WHAT THE TASK REQUIRES => Return every line below as is, leaving out the pictures.

**** WORKING DATA

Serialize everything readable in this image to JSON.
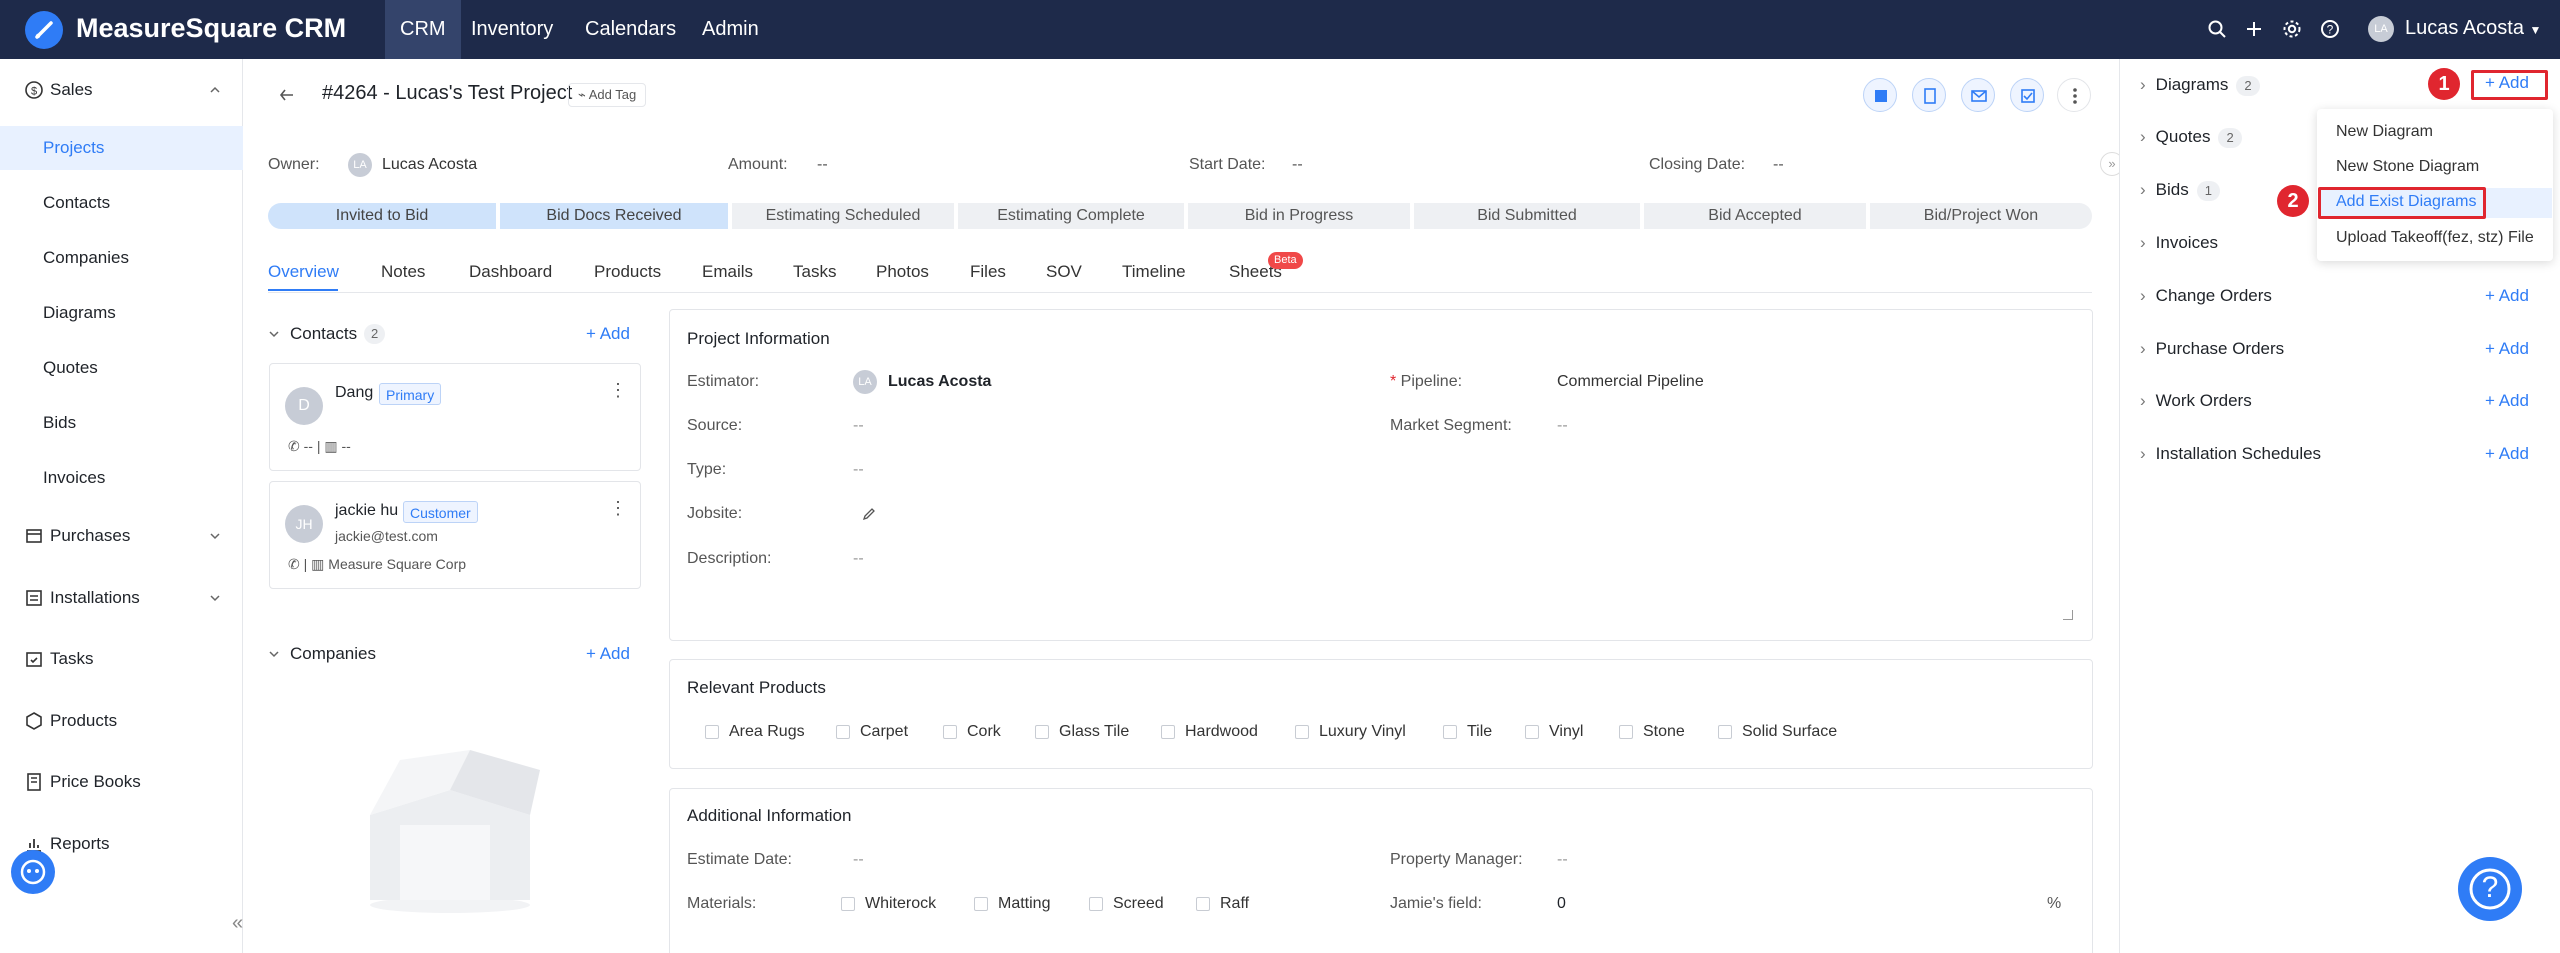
{
  "app": {
    "title": "MeasureSquare CRM"
  },
  "nav": [
    "CRM",
    "Inventory",
    "Calendars",
    "Admin"
  ],
  "user": {
    "initials": "LA",
    "name": "Lucas Acosta"
  },
  "sidebar": {
    "sales": "Sales",
    "sales_items": [
      "Projects",
      "Contacts",
      "Companies",
      "Diagrams",
      "Quotes",
      "Bids",
      "Invoices"
    ],
    "purchases": "Purchases",
    "installations": "Installations",
    "tasks": "Tasks",
    "products": "Products",
    "price_books": "Price Books",
    "reports": "Reports",
    "collapse": "«"
  },
  "project": {
    "title": "#4264 - Lucas's Test Project",
    "add_tag": "Add Tag",
    "owner_label": "Owner:",
    "owner": "Lucas Acosta",
    "owner_initials": "LA",
    "amount_label": "Amount:",
    "amount": "--",
    "start_label": "Start Date:",
    "start": "--",
    "closing_label": "Closing Date:",
    "closing": "--"
  },
  "stages": [
    "Invited to Bid",
    "Bid Docs Received",
    "Estimating Scheduled",
    "Estimating Complete",
    "Bid in Progress",
    "Bid Submitted",
    "Bid Accepted",
    "Bid/Project Won"
  ],
  "tabs": [
    "Overview",
    "Notes",
    "Dashboard",
    "Products",
    "Emails",
    "Tasks",
    "Photos",
    "Files",
    "SOV",
    "Timeline",
    "Sheets"
  ],
  "tab_badge": "Beta",
  "contacts": {
    "title": "Contacts",
    "count": "2",
    "add": "Add",
    "items": [
      {
        "initials": "D",
        "name": "Dang",
        "tag": "Primary",
        "phone": "--",
        "company": "--",
        "email": ""
      },
      {
        "initials": "JH",
        "name": "jackie hu",
        "tag": "Customer",
        "email": "jackie@test.com",
        "company": "Measure Square Corp",
        "phone": ""
      }
    ]
  },
  "companies": {
    "title": "Companies",
    "add": "Add"
  },
  "project_info": {
    "title": "Project Information",
    "estimator_label": "Estimator:",
    "estimator": "Lucas Acosta",
    "estimator_initials": "LA",
    "pipeline_label": "Pipeline:",
    "pipeline": "Commercial Pipeline",
    "source_label": "Source:",
    "source": "--",
    "market_label": "Market Segment:",
    "market": "--",
    "type_label": "Type:",
    "type": "--",
    "jobsite_label": "Jobsite:",
    "description_label": "Description:",
    "description": "--"
  },
  "relevant_products": {
    "title": "Relevant Products",
    "items": [
      "Area Rugs",
      "Carpet",
      "Cork",
      "Glass Tile",
      "Hardwood",
      "Luxury Vinyl",
      "Tile",
      "Vinyl",
      "Stone",
      "Solid Surface"
    ]
  },
  "additional_info": {
    "title": "Additional Information",
    "estimate_label": "Estimate Date:",
    "estimate": "--",
    "pm_label": "Property Manager:",
    "pm": "--",
    "materials_label": "Materials:",
    "materials": [
      "Whiterock",
      "Matting",
      "Screed",
      "Raff"
    ],
    "jamie_label": "Jamie's field:",
    "jamie": "0",
    "jamie_unit": "%"
  },
  "right_panel": {
    "rows": [
      {
        "label": "Diagrams",
        "count": "2",
        "add": "Add"
      },
      {
        "label": "Quotes",
        "count": "2",
        "add": ""
      },
      {
        "label": "Bids",
        "count": "1",
        "add": ""
      },
      {
        "label": "Invoices",
        "count": "",
        "add": ""
      },
      {
        "label": "Change Orders",
        "count": "",
        "add": "Add"
      },
      {
        "label": "Purchase Orders",
        "count": "",
        "add": "Add"
      },
      {
        "label": "Work Orders",
        "count": "",
        "add": "Add"
      },
      {
        "label": "Installation Schedules",
        "count": "",
        "add": "Add"
      }
    ]
  },
  "dropdown": [
    "New Diagram",
    "New Stone Diagram",
    "Add Exist Diagrams",
    "Upload Takeoff(fez, stz) File"
  ],
  "annotations": [
    "1",
    "2"
  ],
  "help": "?",
  "colors": {
    "topbar": "#1e2a4a",
    "accent": "#2f7cf6",
    "annotation": "#e0262f"
  }
}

********

EXERCISE OUTPUT =>
Serialize everything readable in this image to JSON.
{
  "app": {
    "title": "MeasureSquare CRM"
  },
  "nav": [
    "CRM",
    "Inventory",
    "Calendars",
    "Admin"
  ],
  "user": {
    "initials": "LA",
    "name": "Lucas Acosta"
  },
  "sidebar": {
    "sales": "Sales",
    "sales_items": [
      "Projects",
      "Contacts",
      "Companies",
      "Diagrams",
      "Quotes",
      "Bids",
      "Invoices"
    ],
    "purchases": "Purchases",
    "installations": "Installations",
    "tasks": "Tasks",
    "products": "Products",
    "price_books": "Price Books",
    "reports": "Reports",
    "collapse": "«"
  },
  "project": {
    "title": "#4264 - Lucas's Test Project",
    "add_tag": "Add Tag",
    "owner_label": "Owner:",
    "owner": "Lucas Acosta",
    "owner_initials": "LA",
    "amount_label": "Amount:",
    "amount": "--",
    "start_label": "Start Date:",
    "start": "--",
    "closing_label": "Closing Date:",
    "closing": "--"
  },
  "stages": [
    "Invited to Bid",
    "Bid Docs Received",
    "Estimating Scheduled",
    "Estimating Complete",
    "Bid in Progress",
    "Bid Submitted",
    "Bid Accepted",
    "Bid/Project Won"
  ],
  "tabs": [
    "Overview",
    "Notes",
    "Dashboard",
    "Products",
    "Emails",
    "Tasks",
    "Photos",
    "Files",
    "SOV",
    "Timeline",
    "Sheets"
  ],
  "tab_badge": "Beta",
  "contacts": {
    "title": "Contacts",
    "count": "2",
    "add": "Add",
    "items": [
      {
        "initials": "D",
        "name": "Dang",
        "tag": "Primary",
        "phone": "--",
        "company": "--",
        "email": ""
      },
      {
        "initials": "JH",
        "name": "jackie hu",
        "tag": "Customer",
        "email": "jackie@test.com",
        "company": "Measure Square Corp",
        "phone": ""
      }
    ]
  },
  "companies": {
    "title": "Companies",
    "add": "Add"
  },
  "project_info": {
    "title": "Project Information",
    "estimator_label": "Estimator:",
    "estimator": "Lucas Acosta",
    "estimator_initials": "LA",
    "pipeline_label": "Pipeline:",
    "pipeline": "Commercial Pipeline",
    "source_label": "Source:",
    "source": "--",
    "market_label": "Market Segment:",
    "market": "--",
    "type_label": "Type:",
    "type": "--",
    "jobsite_label": "Jobsite:",
    "description_label": "Description:",
    "description": "--"
  },
  "relevant_products": {
    "title": "Relevant Products",
    "items": [
      "Area Rugs",
      "Carpet",
      "Cork",
      "Glass Tile",
      "Hardwood",
      "Luxury Vinyl",
      "Tile",
      "Vinyl",
      "Stone",
      "Solid Surface"
    ]
  },
  "additional_info": {
    "title": "Additional Information",
    "estimate_label": "Estimate Date:",
    "estimate": "--",
    "pm_label": "Property Manager:",
    "pm": "--",
    "materials_label": "Materials:",
    "materials": [
      "Whiterock",
      "Matting",
      "Screed",
      "Raff"
    ],
    "jamie_label": "Jamie's field:",
    "jamie": "0",
    "jamie_unit": "%"
  },
  "right_panel": {
    "rows": [
      {
        "label": "Diagrams",
        "count": "2",
        "add": "Add"
      },
      {
        "label": "Quotes",
        "count": "2",
        "add": ""
      },
      {
        "label": "Bids",
        "count": "1",
        "add": ""
      },
      {
        "label": "Invoices",
        "count": "",
        "add": ""
      },
      {
        "label": "Change Orders",
        "count": "",
        "add": "Add"
      },
      {
        "label": "Purchase Orders",
        "count": "",
        "add": "Add"
      },
      {
        "label": "Work Orders",
        "count": "",
        "add": "Add"
      },
      {
        "label": "Installation Schedules",
        "count": "",
        "add": "Add"
      }
    ]
  },
  "dropdown": [
    "New Diagram",
    "New Stone Diagram",
    "Add Exist Diagrams",
    "Upload Takeoff(fez, stz) File"
  ],
  "annotations": [
    "1",
    "2"
  ],
  "help": "?",
  "colors": {
    "topbar": "#1e2a4a",
    "accent": "#2f7cf6",
    "annotation": "#e0262f"
  }
}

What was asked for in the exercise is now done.